**The task**.
Reproduce word for word the part of the items below that opens with the line containing "UI element localization: list" and closes with the line containing "- industry members: David", including both of those lines. Leave the pictures out of your answer.

**Material for this exercise**.
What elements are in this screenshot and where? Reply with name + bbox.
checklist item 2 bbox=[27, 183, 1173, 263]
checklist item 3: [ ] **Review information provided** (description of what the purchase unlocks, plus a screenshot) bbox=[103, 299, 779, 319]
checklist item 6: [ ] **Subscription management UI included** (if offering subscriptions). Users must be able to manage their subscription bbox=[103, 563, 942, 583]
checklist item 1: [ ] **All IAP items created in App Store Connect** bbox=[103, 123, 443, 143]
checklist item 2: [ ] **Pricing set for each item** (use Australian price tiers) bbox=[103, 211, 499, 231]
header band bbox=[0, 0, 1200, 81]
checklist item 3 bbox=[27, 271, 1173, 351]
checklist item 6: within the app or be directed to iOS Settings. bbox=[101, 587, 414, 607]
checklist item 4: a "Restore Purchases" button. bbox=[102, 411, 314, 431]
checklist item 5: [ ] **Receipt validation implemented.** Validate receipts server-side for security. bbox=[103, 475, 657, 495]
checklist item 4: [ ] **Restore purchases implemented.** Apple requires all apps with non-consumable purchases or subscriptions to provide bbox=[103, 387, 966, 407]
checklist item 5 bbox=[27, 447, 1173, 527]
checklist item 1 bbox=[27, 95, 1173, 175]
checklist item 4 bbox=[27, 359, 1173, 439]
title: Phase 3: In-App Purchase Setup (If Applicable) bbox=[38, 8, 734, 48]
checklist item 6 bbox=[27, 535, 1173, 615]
==
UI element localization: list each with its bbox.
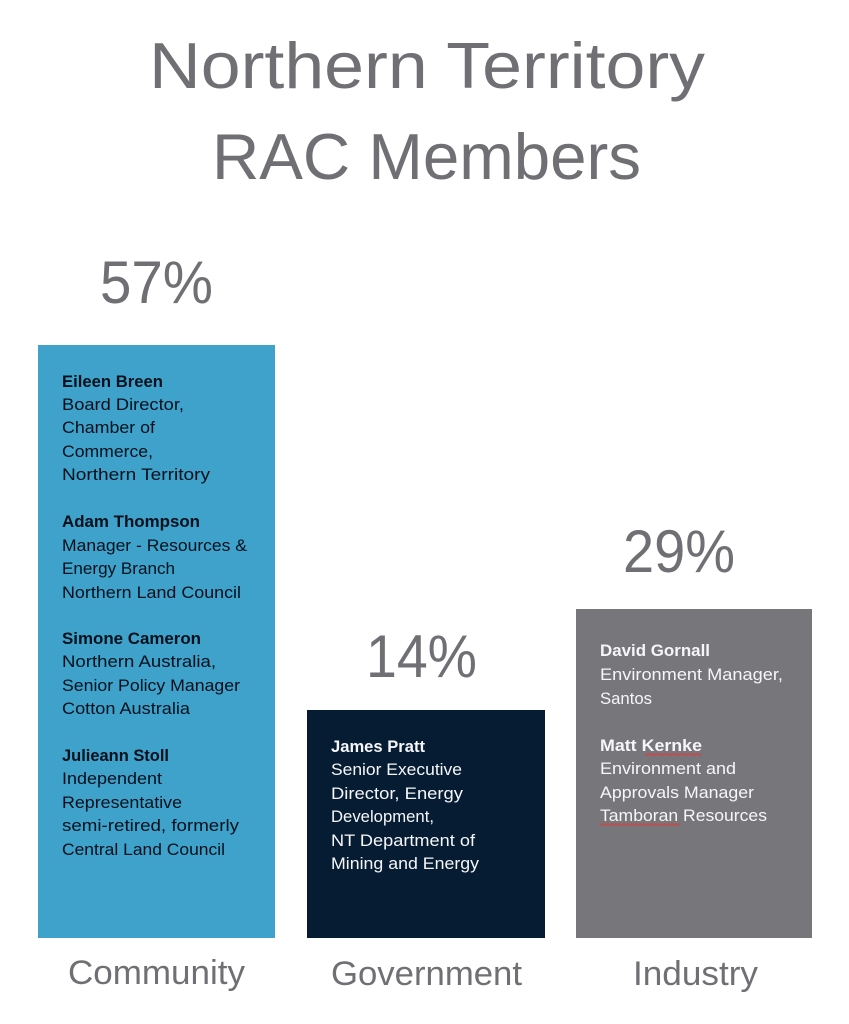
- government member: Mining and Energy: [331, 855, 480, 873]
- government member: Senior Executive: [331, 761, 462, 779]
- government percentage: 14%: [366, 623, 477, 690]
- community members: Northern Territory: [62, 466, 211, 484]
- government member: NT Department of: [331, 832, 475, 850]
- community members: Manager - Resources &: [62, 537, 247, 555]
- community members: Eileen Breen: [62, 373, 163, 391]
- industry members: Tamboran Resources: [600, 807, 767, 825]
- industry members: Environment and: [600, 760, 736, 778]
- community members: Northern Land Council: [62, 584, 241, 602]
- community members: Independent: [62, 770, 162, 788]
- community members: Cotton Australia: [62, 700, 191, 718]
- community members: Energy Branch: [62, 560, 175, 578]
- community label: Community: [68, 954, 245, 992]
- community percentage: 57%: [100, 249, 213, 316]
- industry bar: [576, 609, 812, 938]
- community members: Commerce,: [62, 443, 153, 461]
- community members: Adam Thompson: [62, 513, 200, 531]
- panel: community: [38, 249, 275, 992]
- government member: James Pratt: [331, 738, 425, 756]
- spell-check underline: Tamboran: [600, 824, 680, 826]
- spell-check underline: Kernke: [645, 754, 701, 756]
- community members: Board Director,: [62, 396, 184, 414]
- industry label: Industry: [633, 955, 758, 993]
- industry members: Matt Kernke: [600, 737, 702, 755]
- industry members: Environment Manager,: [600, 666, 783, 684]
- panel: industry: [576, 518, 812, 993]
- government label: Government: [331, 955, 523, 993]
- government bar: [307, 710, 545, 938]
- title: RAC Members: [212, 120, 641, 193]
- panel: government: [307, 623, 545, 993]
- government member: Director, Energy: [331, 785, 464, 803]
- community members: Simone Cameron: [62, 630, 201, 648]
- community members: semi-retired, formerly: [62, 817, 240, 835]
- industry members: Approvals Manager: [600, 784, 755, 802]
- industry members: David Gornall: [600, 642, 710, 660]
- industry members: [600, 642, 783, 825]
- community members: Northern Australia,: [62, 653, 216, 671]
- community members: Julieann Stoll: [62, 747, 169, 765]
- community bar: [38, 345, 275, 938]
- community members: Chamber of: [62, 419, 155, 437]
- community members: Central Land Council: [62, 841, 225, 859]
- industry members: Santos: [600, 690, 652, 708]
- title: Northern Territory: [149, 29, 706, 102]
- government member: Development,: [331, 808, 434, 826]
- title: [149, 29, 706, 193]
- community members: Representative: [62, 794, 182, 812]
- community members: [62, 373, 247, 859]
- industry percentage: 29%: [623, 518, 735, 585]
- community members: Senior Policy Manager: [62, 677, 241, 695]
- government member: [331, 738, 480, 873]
==
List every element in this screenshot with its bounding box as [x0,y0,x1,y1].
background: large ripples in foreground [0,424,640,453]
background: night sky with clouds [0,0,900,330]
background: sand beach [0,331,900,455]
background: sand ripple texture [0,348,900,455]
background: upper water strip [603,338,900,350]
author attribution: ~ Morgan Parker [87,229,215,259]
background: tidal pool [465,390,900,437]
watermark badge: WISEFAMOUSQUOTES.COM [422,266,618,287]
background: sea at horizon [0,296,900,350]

**Result**.
UI element localization: list each with its bbox.
- government member: Mining and Energy: [331, 855, 480, 873]
- government member: Senior Executive: [331, 761, 462, 779]
- government percentage: 14%: [366, 623, 477, 690]
- community members: Northern Territory: [62, 466, 211, 484]
- government member: NT Department of: [331, 832, 475, 850]
- community members: Manager - Resources &: [62, 537, 247, 555]
- community members: Eileen Breen: [62, 373, 163, 391]
- industry members: Tamboran Resources: [600, 807, 767, 825]
- industry members: Environment and: [600, 760, 736, 778]
- community members: Northern Land Council: [62, 584, 241, 602]
- community members: Independent: [62, 770, 162, 788]
- community members: Cotton Australia: [62, 700, 191, 718]
- community members: Energy Branch: [62, 560, 175, 578]
- community label: Community: [68, 954, 245, 992]
- community percentage: 57%: [100, 249, 213, 316]
- industry bar: [576, 609, 812, 938]
- community members: Commerce,: [62, 443, 153, 461]
- community members: Adam Thompson: [62, 513, 200, 531]
- panel: community: [38, 249, 275, 992]
- government member: James Pratt: [331, 738, 425, 756]
- spell-check underline: Tamboran: [600, 824, 680, 826]
- spell-check underline: Kernke: [645, 754, 701, 756]
- community members: Board Director,: [62, 396, 184, 414]
- industry label: Industry: [633, 955, 758, 993]
- industry members: Matt Kernke: [600, 737, 702, 755]
- industry members: Environment Manager,: [600, 666, 783, 684]
- panel: industry: [576, 518, 812, 993]
- government label: Government: [331, 955, 523, 993]
- government bar: [307, 710, 545, 938]
- title: RAC Members: [212, 120, 641, 193]
- panel: government: [307, 623, 545, 993]
- government member: Director, Energy: [331, 785, 464, 803]
- community members: Simone Cameron: [62, 630, 201, 648]
- community members: semi-retired, formerly: [62, 817, 240, 835]
- industry members: Approvals Manager: [600, 784, 755, 802]
- industry members: David Gornall: [600, 642, 710, 660]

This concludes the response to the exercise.